= INSTRUCTION =
Report all lines from the entries below in which "Revenue" appears.
## Begin TASK MATERIAL
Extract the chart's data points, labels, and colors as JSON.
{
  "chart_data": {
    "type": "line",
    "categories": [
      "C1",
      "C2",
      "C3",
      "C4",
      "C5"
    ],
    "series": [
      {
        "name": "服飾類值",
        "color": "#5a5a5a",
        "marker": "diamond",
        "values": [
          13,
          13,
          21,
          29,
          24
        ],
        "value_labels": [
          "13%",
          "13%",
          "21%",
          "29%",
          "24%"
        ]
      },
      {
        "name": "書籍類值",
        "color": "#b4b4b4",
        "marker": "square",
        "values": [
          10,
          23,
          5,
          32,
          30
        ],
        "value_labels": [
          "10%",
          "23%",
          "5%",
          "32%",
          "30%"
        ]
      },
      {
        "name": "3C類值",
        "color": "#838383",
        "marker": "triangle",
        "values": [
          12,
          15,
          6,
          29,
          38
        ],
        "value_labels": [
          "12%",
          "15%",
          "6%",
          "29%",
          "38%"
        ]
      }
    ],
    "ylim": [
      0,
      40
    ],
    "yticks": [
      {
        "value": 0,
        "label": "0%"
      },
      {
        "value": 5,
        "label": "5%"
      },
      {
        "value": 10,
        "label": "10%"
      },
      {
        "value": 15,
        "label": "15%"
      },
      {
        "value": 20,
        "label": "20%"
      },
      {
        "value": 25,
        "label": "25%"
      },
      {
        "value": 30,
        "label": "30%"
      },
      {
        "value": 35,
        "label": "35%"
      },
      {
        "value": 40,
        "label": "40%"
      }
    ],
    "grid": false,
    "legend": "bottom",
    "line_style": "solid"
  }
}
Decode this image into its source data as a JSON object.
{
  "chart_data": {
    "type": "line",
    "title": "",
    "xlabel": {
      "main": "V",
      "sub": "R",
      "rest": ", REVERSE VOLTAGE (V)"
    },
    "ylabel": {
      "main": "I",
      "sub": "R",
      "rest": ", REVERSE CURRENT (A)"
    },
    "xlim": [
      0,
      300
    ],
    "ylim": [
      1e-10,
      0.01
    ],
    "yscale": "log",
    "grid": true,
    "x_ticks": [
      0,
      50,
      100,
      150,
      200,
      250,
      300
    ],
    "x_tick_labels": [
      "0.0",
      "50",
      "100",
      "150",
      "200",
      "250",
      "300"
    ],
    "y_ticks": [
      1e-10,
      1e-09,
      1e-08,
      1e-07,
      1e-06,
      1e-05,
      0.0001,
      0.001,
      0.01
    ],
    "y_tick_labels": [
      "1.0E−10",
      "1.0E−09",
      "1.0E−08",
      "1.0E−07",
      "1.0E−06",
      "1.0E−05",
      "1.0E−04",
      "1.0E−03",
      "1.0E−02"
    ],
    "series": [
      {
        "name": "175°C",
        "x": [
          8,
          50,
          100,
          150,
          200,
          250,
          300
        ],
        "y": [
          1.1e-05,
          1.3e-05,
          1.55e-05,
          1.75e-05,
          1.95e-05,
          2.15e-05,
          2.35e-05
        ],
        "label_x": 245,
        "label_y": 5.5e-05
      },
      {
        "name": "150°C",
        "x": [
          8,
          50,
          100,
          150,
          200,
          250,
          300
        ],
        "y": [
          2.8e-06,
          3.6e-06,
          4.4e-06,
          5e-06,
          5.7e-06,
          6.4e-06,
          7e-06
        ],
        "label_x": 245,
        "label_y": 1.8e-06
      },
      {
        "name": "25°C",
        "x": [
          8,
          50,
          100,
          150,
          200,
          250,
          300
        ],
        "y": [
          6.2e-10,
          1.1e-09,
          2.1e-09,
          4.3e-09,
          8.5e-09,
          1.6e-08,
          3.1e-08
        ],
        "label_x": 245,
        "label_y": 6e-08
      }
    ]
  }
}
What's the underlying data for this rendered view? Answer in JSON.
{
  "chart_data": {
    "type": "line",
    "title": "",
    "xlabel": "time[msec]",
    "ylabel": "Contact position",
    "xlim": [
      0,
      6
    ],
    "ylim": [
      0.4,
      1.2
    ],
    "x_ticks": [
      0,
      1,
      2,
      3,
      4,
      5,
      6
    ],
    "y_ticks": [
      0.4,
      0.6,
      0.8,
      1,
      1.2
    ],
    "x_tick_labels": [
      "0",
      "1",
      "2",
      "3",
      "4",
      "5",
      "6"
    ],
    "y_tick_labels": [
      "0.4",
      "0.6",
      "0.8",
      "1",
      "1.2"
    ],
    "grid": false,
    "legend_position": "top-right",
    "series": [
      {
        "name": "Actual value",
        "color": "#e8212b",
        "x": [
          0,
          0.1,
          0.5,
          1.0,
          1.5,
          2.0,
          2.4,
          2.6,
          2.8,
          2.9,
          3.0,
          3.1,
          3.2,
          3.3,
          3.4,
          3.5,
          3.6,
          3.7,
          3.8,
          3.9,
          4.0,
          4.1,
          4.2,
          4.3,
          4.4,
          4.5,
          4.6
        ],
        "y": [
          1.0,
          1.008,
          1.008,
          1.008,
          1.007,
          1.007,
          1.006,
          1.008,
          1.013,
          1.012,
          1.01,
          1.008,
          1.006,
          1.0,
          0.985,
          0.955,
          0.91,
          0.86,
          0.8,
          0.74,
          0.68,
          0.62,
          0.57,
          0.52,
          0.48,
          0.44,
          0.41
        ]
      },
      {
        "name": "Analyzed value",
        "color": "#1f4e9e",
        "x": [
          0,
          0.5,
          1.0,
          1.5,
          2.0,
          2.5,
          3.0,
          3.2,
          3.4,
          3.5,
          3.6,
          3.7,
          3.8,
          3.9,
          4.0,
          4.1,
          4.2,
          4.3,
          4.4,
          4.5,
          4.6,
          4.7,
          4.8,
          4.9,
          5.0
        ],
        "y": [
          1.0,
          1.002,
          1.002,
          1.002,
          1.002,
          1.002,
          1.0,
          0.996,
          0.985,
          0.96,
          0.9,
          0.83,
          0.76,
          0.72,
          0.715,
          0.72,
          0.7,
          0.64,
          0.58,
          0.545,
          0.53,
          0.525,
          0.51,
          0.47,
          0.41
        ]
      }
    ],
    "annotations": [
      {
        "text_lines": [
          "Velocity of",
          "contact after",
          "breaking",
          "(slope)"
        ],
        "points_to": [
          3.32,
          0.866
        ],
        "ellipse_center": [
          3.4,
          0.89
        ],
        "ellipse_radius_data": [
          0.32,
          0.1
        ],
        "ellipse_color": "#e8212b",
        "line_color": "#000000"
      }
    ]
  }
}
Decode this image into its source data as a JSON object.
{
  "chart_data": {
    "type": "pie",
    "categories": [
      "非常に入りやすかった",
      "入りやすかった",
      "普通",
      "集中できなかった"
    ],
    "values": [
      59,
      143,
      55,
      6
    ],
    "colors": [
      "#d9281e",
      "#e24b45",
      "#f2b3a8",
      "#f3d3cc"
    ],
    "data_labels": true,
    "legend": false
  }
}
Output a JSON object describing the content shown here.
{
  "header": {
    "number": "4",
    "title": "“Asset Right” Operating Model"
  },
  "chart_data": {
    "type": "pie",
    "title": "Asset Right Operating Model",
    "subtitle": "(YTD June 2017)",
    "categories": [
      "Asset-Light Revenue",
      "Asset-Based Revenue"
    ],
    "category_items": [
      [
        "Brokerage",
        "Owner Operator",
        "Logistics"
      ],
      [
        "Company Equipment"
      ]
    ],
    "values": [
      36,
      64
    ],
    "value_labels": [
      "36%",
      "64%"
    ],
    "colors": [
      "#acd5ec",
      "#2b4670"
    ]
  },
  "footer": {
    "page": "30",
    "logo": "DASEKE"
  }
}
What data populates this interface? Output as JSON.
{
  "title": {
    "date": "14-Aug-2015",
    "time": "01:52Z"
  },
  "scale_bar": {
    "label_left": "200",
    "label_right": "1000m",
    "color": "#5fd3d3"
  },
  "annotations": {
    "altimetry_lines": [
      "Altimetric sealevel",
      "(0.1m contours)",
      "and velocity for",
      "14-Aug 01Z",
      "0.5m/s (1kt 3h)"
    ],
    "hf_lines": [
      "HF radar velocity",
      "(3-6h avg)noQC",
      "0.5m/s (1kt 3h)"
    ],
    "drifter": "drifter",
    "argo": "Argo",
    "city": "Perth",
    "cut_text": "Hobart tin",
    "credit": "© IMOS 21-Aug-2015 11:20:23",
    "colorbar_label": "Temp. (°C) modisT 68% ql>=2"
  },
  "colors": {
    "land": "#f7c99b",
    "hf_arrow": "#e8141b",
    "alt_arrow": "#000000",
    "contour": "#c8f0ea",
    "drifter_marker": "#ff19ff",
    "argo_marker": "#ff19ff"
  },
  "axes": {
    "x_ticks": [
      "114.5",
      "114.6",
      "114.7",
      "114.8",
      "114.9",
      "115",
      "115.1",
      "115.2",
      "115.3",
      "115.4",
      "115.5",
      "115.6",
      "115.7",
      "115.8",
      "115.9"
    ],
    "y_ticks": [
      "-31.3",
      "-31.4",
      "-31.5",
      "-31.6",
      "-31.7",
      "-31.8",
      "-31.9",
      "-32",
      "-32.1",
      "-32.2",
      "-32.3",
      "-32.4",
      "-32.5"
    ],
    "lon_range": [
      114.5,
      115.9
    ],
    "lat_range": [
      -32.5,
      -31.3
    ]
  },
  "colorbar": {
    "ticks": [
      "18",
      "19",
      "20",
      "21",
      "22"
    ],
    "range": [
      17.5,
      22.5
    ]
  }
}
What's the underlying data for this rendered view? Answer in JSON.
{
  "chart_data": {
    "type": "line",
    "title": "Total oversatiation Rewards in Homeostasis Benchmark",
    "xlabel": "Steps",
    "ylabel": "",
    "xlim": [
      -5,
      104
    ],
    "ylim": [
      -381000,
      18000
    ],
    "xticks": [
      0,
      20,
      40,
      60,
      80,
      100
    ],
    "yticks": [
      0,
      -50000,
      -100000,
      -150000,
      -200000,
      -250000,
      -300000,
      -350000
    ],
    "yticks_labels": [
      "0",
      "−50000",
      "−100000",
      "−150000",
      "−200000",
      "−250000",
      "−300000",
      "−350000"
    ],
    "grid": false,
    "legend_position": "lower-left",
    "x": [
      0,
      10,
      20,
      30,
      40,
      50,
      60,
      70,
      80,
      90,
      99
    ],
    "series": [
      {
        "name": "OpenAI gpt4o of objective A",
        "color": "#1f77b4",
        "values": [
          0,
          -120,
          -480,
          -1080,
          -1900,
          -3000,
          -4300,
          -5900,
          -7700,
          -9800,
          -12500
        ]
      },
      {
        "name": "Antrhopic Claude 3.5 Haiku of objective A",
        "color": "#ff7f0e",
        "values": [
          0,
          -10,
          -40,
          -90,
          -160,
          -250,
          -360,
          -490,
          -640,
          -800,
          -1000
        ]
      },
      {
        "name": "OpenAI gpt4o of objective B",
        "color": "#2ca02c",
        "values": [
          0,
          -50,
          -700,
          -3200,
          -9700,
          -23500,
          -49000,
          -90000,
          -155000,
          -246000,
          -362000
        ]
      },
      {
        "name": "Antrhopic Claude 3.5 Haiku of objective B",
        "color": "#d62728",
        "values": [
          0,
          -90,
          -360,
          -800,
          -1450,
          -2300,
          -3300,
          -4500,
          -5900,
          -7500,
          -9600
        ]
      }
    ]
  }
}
## End TASK MATERIAL
= ANSWER TO THIS EXERCISE =
      "Asset-Light Revenue",
      "Asset-Based Revenue"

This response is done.